Start of Block

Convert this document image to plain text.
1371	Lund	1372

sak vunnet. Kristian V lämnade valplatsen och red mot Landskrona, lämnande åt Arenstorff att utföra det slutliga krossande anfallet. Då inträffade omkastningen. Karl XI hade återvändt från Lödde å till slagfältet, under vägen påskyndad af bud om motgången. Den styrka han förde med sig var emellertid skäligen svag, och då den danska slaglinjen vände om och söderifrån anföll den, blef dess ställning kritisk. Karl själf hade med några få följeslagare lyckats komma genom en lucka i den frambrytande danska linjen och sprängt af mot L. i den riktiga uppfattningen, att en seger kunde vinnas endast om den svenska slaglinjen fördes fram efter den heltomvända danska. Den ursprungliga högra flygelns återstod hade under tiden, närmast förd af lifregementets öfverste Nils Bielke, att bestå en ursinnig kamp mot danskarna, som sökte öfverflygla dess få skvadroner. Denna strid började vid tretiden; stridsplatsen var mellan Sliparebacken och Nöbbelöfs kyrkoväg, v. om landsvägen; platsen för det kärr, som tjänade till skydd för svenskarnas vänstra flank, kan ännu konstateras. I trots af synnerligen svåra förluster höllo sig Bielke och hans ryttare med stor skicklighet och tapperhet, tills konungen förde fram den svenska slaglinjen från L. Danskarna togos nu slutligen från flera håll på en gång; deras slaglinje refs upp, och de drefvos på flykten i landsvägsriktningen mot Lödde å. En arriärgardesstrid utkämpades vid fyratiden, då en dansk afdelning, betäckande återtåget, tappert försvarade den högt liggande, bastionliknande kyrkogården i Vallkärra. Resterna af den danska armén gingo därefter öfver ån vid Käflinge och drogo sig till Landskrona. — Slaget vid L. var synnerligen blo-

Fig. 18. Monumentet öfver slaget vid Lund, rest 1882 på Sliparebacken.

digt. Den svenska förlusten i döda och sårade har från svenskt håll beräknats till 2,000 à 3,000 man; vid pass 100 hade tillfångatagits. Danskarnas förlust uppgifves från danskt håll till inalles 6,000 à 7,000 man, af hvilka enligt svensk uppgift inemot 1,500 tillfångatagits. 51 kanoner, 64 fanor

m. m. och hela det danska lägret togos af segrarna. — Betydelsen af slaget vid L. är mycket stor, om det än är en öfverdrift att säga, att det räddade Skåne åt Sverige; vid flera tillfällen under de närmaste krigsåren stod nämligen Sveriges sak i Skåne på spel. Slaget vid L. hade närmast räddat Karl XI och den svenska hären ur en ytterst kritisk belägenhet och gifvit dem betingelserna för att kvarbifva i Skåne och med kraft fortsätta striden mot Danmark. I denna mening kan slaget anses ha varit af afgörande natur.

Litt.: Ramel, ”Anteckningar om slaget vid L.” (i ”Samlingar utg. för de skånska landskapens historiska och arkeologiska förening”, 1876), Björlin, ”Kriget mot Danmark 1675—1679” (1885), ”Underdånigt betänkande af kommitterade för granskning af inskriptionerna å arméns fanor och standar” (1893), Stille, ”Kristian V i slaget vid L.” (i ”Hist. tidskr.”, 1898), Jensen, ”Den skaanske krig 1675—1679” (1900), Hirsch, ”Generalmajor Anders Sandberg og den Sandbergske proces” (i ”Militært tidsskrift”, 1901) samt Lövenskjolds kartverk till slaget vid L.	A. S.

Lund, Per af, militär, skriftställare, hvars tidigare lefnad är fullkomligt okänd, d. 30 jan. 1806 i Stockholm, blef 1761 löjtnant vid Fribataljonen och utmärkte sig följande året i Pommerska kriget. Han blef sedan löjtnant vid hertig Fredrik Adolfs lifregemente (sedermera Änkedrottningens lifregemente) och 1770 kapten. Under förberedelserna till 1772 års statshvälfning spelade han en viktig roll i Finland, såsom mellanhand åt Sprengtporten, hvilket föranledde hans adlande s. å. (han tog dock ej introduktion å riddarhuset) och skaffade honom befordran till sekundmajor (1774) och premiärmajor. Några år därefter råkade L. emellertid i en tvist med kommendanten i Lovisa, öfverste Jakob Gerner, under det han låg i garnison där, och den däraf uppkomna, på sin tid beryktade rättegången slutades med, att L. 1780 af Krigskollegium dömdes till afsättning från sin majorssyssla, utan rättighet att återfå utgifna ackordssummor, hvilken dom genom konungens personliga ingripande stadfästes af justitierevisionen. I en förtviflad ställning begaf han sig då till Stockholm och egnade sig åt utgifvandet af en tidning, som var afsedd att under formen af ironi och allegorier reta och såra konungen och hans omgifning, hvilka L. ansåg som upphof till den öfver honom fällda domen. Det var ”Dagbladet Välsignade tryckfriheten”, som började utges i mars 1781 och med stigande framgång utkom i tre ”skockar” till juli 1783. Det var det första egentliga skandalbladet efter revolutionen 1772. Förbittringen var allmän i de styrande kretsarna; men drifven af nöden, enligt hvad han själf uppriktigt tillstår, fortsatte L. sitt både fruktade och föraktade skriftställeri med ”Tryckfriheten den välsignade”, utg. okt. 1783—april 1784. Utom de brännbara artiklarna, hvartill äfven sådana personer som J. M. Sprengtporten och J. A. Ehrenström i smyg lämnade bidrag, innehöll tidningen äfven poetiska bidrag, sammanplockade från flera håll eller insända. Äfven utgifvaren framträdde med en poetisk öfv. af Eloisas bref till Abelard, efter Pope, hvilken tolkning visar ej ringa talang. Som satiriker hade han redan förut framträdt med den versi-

End of Block

#### [Work order]
Give the entries again exactly as they stand.

#### [Task solution]
Convert this document image to plain text.
1371	Lund	1372

sak vunnet. Kristian V lämnade valplatsen och red mot Landskrona, lämnande åt Arenstorff att utföra det slutliga krossande anfallet. Då inträffade omkastningen. Karl XI hade återvändt från Lödde å till slagfältet, under vägen påskyndad af bud om motgången. Den styrka han förde med sig var emellertid skäligen svag, och då den danska slaglinjen vände om och söderifrån anföll den, blef dess ställning kritisk. Karl själf hade med några få följeslagare lyckats komma genom en lucka i den frambrytande danska linjen och sprängt af mot L. i den riktiga uppfattningen, att en seger kunde vinnas endast om den svenska slaglinjen fördes fram efter den heltomvända danska. Den ursprungliga högra flygelns återstod hade under tiden, närmast förd af lifregementets öfverste Nils Bielke, att bestå en ursinnig kamp mot danskarna, som sökte öfverflygla dess få skvadroner. Denna strid började vid tretiden; stridsplatsen var mellan Sliparebacken och Nöbbelöfs kyrkoväg, v. om landsvägen; platsen för det kärr, som tjänade till skydd för svenskarnas vänstra flank, kan ännu konstateras. I trots af synnerligen svåra förluster höllo sig Bielke och hans ryttare med stor skicklighet och tapperhet, tills konungen förde fram den svenska slaglinjen från L. Danskarna togos nu slutligen från flera håll på en gång; deras slaglinje refs upp, och de drefvos på flykten i landsvägsriktningen mot Lödde å. En arriärgardesstrid utkämpades vid fyratiden, då en dansk afdelning, betäckande återtåget, tappert försvarade den högt liggande, bastionliknande kyrkogården i Vallkärra. Resterna af den danska armén gingo därefter öfver ån vid Käflinge och drogo sig till Landskrona. — Slaget vid L. var synnerligen blo-

Fig. 18. Monumentet öfver slaget vid Lund, rest 1882 på Sliparebacken.

digt. Den svenska förlusten i döda och sårade har från svenskt håll beräknats till 2,000 à 3,000 man; vid pass 100 hade tillfångatagits. Danskarnas förlust uppgifves från danskt håll till inalles 6,000 à 7,000 man, af hvilka enligt svensk uppgift inemot 1,500 tillfångatagits. 51 kanoner, 64 fanor

m. m. och hela det danska lägret togos af segrarna. — Betydelsen af slaget vid L. är mycket stor, om det än är en öfverdrift att säga, att det räddade Skåne åt Sverige; vid flera tillfällen under de närmaste krigsåren stod nämligen Sveriges sak i Skåne på spel. Slaget vid L. hade närmast räddat Karl XI och den svenska hären ur en ytterst kritisk belägenhet och gifvit dem betingelserna för att kvarbifva i Skåne och med kraft fortsätta striden mot Danmark. I denna mening kan slaget anses ha varit af afgörande natur.

Litt.: Ramel, ”Anteckningar om slaget vid L.” (i ”Samlingar utg. för de skånska landskapens historiska och arkeologiska förening”, 1876), Björlin, ”Kriget mot Danmark 1675—1679” (1885), ”Underdånigt betänkande af kommitterade för granskning af inskriptionerna å arméns fanor och standar” (1893), Stille, ”Kristian V i slaget vid L.” (i ”Hist. tidskr.”, 1898), Jensen, ”Den skaanske krig 1675—1679” (1900), Hirsch, ”Generalmajor Anders Sandberg og den Sandbergske proces” (i ”Militært tidsskrift”, 1901) samt Lövenskjolds kartverk till slaget vid L.	A. S.

Lund, Per af, militär, skriftställare, hvars tidigare lefnad är fullkomligt okänd, d. 30 jan. 1806 i Stockholm, blef 1761 löjtnant vid Fribataljonen och utmärkte sig följande året i Pommerska kriget. Han blef sedan löjtnant vid hertig Fredrik Adolfs lifregemente (sedermera Änkedrottningens lifregemente) och 1770 kapten. Under förberedelserna till 1772 års statshvälfning spelade han en viktig roll i Finland, såsom mellanhand åt Sprengtporten, hvilket föranledde hans adlande s. å. (han tog dock ej introduktion å riddarhuset) och skaffade honom befordran till sekundmajor (1774) och premiärmajor. Några år därefter råkade L. emellertid i en tvist med kommendanten i Lovisa, öfverste Jakob Gerner, under det han låg i garnison där, och den däraf uppkomna, på sin tid beryktade rättegången slutades med, att L. 1780 af Krigskollegium dömdes till afsättning från sin majorssyssla, utan rättighet att återfå utgifna ackordssummor, hvilken dom genom konungens personliga ingripande stadfästes af justitierevisionen. I en förtviflad ställning begaf han sig då till Stockholm och egnade sig åt utgifvandet af en tidning, som var afsedd att under formen af ironi och allegorier reta och såra konungen och hans omgifning, hvilka L. ansåg som upphof till den öfver honom fällda domen. Det var ”Dagbladet Välsignade tryckfriheten”, som började utges i mars 1781 och med stigande framgång utkom i tre ”skockar” till juli 1783. Det var det första egentliga skandalbladet efter revolutionen 1772. Förbittringen var allmän i de styrande kretsarna; men drifven af nöden, enligt hvad han själf uppriktigt tillstår, fortsatte L. sitt både fruktade och föraktade skriftställeri med ”Tryckfriheten den välsignade”, utg. okt. 1783—april 1784. Utom de brännbara artiklarna, hvartill äfven sådana personer som J. M. Sprengtporten och J. A. Ehrenström i smyg lämnade bidrag, innehöll tidningen äfven poetiska bidrag, sammanplockade från flera håll eller insända. Äfven utgifvaren framträdde med en poetisk öfv. af Eloisas bref till Abelard, efter Pope, hvilken tolkning visar ej ringa talang. Som satiriker hade han redan förut framträdt med den versi-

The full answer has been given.